◆ WORK INSTRUCTIONS
Transcribe each entry below exactly. Pictures do not go in the copy.

◆ INPUT FOR THIS TASK
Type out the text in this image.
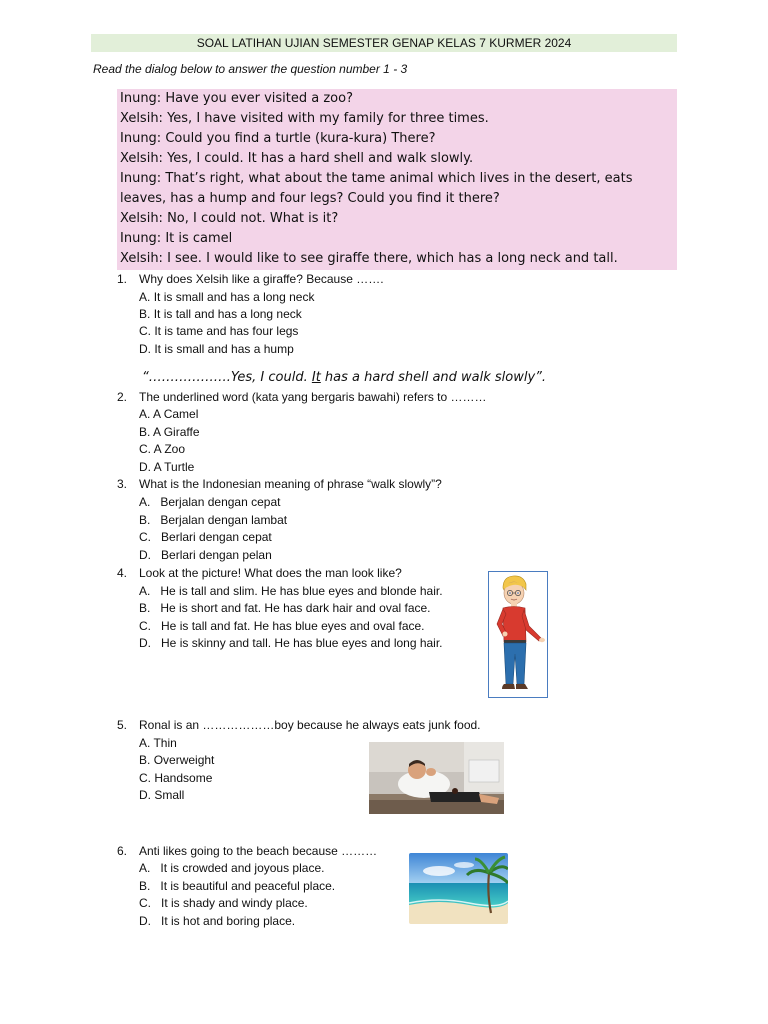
SOAL LATIHAN UJIAN SEMESTER GENAP KELAS 7 KURMER 2024
Read the dialog below to answer the question number 1 - 3
Inung: Have you ever visited a zoo?
Xelsih: Yes, I have visited with my family for three times.
Inung: Could you find a turtle (kura-kura) There?
Xelsih: Yes, I could. It has a hard shell and walk slowly.
Inung: That’s right, what about the tame animal which lives in the desert, eats
leaves, has a hump and four legs? Could you find it there?
Xelsih: No, I could not. What is it?
Inung: It is camel
Xelsih: I see. I would like to see giraffe there, which has a long neck and tall.
1. Why does Xelsih like a giraffe? Because …….
A. It is small and has a long neck
B. It is tall and has a long neck
C. It is tame and has four legs
D. It is small and has a hump
“……………….Yes, I could. It has a hard shell and walk slowly”.
2. The underlined word (kata yang bergaris bawahi) refers to ………
A. A Camel
B. A Giraffe
C. A Zoo
D. A Turtle
3. What is the Indonesian meaning of phrase “walk slowly”?
A. Berjalan dengan cepat
B. Berjalan dengan lambat
C. Berlari dengan cepat
D. Berlari dengan pelan
4. Look at the picture! What does the man look like?
A. He is tall and slim. He has blue eyes and blonde hair.
B. He is short and fat. He has dark hair and oval face.
C. He is tall and fat. He has blue eyes and oval face.
D. He is skinny and tall. He has blue eyes and long hair.
5. Ronal is an ………………boy because he always eats junk food.
A. Thin
B. Overweight
C. Handsome
D. Small
6. Anti likes going to the beach because ………
A. It is crowded and joyous place.
B. It is beautiful and peaceful place.
C. It is shady and windy place.
D. It is hot and boring place.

◆ RESULT FOR THIS TASK
Type out the text in this image.
SOAL LATIHAN UJIAN SEMESTER GENAP KELAS 7 KURMER 2024
Read the dialog below to answer the question number 1 - 3
Inung: Have you ever visited a zoo?
Xelsih: Yes, I have visited with my family for three times.
Inung: Could you find a turtle (kura-kura) There?
Xelsih: Yes, I could. It has a hard shell and walk slowly.
Inung: That’s right, what about the tame animal which lives in the desert, eats
leaves, has a hump and four legs? Could you find it there?
Xelsih: No, I could not. What is it?
Inung: It is camel
Xelsih: I see. I would like to see giraffe there, which has a long neck and tall.
1. Why does Xelsih like a giraffe? Because …….
A. It is small and has a long neck
B. It is tall and has a long neck
C. It is tame and has four legs
D. It is small and has a hump
“……………….Yes, I could. It has a hard shell and walk slowly”.
2. The underlined word (kata yang bergaris bawahi) refers to ………
A. A Camel
B. A Giraffe
C. A Zoo
D. A Turtle
3. What is the Indonesian meaning of phrase “walk slowly”?
A. Berjalan dengan cepat
B. Berjalan dengan lambat
C. Berlari dengan cepat
D. Berlari dengan pelan
4. Look at the picture! What does the man look like?
A. He is tall and slim. He has blue eyes and blonde hair.
B. He is short and fat. He has dark hair and oval face.
C. He is tall and fat. He has blue eyes and oval face.
D. He is skinny and tall. He has blue eyes and long hair.
5. Ronal is an ………………boy because he always eats junk food.
A. Thin
B. Overweight
C. Handsome
D. Small
6. Anti likes going to the beach because ………
A. It is crowded and joyous place.
B. It is beautiful and peaceful place.
C. It is shady and windy place.
D. It is hot and boring place.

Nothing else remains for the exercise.